Instruction >> Collect every line that includes the string "logo".

Task data >>
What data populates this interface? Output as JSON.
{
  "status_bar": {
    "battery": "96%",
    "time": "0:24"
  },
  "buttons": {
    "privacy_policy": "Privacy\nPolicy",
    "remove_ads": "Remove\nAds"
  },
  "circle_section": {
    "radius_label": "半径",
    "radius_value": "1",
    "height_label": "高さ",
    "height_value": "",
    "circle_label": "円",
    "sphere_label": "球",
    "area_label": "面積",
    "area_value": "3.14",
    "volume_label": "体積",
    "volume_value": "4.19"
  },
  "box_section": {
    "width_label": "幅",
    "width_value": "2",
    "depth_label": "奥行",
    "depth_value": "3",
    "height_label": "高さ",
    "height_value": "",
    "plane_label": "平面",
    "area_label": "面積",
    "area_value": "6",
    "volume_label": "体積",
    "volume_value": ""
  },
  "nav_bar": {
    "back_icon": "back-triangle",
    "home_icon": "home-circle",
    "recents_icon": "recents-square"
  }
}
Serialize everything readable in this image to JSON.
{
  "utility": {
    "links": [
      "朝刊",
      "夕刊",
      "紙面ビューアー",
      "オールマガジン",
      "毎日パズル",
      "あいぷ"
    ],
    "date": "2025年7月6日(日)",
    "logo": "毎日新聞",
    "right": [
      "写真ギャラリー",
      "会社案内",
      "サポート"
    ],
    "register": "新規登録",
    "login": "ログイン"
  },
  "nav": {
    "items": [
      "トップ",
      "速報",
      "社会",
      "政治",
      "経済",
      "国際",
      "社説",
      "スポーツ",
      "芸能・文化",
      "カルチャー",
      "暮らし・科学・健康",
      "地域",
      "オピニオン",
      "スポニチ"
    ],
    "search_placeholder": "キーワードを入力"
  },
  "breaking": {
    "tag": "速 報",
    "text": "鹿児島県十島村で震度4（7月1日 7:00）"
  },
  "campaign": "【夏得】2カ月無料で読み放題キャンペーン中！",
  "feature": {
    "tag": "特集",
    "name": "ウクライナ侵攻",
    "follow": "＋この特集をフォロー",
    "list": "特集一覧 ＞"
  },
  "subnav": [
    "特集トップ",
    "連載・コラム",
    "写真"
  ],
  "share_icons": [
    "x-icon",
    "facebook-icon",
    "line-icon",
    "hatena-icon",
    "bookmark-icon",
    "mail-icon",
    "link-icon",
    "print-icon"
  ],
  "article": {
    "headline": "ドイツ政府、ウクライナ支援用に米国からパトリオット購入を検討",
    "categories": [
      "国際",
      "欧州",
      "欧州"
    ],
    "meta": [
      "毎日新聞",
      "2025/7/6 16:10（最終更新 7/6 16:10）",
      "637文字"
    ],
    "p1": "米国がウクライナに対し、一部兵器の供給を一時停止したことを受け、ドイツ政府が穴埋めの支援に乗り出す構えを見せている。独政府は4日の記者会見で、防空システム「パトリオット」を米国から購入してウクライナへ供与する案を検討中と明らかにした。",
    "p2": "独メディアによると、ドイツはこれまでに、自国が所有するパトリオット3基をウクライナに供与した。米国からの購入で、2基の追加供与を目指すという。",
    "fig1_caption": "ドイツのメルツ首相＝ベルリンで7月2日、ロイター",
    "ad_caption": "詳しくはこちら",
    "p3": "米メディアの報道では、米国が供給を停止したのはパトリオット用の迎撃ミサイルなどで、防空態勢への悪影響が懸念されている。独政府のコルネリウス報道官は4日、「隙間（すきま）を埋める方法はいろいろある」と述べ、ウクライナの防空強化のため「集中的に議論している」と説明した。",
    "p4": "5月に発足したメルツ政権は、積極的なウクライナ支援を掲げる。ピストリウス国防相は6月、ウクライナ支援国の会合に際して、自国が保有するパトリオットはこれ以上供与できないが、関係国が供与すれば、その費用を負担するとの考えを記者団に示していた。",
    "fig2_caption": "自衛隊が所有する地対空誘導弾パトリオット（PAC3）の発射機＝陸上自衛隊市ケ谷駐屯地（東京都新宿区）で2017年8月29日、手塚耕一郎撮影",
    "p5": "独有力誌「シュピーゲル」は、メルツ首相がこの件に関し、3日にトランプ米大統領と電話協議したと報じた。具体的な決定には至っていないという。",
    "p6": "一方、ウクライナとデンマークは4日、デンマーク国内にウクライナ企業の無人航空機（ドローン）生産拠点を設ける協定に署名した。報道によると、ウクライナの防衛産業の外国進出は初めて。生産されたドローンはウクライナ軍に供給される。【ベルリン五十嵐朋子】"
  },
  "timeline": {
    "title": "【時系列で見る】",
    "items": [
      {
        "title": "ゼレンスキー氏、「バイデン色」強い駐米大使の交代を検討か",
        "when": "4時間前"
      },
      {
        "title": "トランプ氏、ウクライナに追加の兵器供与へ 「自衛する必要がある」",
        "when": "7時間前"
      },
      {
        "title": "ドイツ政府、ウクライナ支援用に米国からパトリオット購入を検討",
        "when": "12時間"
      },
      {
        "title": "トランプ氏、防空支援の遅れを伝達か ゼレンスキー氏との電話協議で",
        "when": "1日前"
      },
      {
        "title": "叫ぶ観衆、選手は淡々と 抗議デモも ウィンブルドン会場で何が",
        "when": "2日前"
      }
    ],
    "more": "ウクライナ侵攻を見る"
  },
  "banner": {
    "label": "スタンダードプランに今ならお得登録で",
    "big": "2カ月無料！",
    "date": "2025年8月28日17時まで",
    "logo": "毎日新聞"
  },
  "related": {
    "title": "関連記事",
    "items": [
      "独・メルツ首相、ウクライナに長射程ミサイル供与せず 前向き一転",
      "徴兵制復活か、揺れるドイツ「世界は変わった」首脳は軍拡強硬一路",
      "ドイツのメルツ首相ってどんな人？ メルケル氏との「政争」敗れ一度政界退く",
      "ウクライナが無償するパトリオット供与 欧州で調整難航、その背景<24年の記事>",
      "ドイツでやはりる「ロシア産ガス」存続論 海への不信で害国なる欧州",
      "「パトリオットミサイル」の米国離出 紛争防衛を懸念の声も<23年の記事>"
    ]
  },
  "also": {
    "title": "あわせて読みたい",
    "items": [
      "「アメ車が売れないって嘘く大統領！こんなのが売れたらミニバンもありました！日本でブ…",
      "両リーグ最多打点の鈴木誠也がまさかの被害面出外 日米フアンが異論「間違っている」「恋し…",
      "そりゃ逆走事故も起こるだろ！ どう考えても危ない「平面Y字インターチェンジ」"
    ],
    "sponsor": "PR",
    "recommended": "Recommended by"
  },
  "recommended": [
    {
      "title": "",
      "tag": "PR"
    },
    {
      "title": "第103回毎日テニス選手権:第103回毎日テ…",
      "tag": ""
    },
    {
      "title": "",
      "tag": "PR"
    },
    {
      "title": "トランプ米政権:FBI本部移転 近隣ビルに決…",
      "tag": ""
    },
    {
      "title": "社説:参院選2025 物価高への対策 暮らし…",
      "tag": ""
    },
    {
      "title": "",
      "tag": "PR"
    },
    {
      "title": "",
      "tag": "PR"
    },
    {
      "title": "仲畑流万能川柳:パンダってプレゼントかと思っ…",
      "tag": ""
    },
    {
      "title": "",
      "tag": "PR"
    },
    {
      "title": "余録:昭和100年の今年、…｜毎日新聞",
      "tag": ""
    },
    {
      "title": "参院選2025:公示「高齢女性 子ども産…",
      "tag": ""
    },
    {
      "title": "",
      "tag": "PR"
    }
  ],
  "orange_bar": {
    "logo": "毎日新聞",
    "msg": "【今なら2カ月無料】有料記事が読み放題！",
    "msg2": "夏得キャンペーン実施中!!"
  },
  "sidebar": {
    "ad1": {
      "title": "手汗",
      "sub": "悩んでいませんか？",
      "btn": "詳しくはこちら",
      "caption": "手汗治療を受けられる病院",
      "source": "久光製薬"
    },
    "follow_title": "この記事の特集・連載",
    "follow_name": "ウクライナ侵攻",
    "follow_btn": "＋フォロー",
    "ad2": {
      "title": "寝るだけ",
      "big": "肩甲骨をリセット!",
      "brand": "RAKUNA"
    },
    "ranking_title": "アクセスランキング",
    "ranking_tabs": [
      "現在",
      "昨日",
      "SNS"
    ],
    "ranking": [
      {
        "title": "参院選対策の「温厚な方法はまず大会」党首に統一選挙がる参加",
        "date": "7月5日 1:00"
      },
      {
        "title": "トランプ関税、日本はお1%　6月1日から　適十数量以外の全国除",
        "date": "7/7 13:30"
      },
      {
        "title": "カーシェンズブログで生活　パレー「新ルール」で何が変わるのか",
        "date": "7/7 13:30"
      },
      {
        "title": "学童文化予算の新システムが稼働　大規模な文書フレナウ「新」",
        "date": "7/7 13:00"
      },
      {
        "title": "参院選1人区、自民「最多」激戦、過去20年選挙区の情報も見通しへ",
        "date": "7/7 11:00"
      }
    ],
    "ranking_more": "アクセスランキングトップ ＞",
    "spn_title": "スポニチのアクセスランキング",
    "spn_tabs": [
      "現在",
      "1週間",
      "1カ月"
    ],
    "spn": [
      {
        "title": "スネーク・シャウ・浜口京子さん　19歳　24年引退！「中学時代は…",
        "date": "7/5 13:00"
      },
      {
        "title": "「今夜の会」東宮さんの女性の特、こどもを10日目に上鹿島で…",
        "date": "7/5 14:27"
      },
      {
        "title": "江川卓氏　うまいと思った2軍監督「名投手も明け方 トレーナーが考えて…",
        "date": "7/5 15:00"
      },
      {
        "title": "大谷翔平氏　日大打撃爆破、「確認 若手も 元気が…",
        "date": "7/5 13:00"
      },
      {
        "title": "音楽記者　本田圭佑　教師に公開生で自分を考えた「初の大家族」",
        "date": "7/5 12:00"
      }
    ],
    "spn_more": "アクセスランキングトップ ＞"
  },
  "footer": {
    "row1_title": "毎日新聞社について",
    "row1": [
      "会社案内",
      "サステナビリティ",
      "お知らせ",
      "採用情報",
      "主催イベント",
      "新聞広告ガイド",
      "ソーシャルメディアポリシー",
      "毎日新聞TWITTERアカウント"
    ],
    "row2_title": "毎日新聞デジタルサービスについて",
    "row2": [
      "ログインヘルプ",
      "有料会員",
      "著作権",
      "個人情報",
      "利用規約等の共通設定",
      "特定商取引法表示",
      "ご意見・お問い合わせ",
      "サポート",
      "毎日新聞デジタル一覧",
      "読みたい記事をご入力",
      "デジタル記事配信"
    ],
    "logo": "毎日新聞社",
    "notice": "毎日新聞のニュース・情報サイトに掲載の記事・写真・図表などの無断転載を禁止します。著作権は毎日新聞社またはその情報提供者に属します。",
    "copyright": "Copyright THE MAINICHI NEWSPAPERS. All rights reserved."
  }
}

Written answer >>
    "logo": "毎日新聞",
    "logo": "毎日新聞"
    "logo": "毎日新聞",
    "logo": "毎日新聞社",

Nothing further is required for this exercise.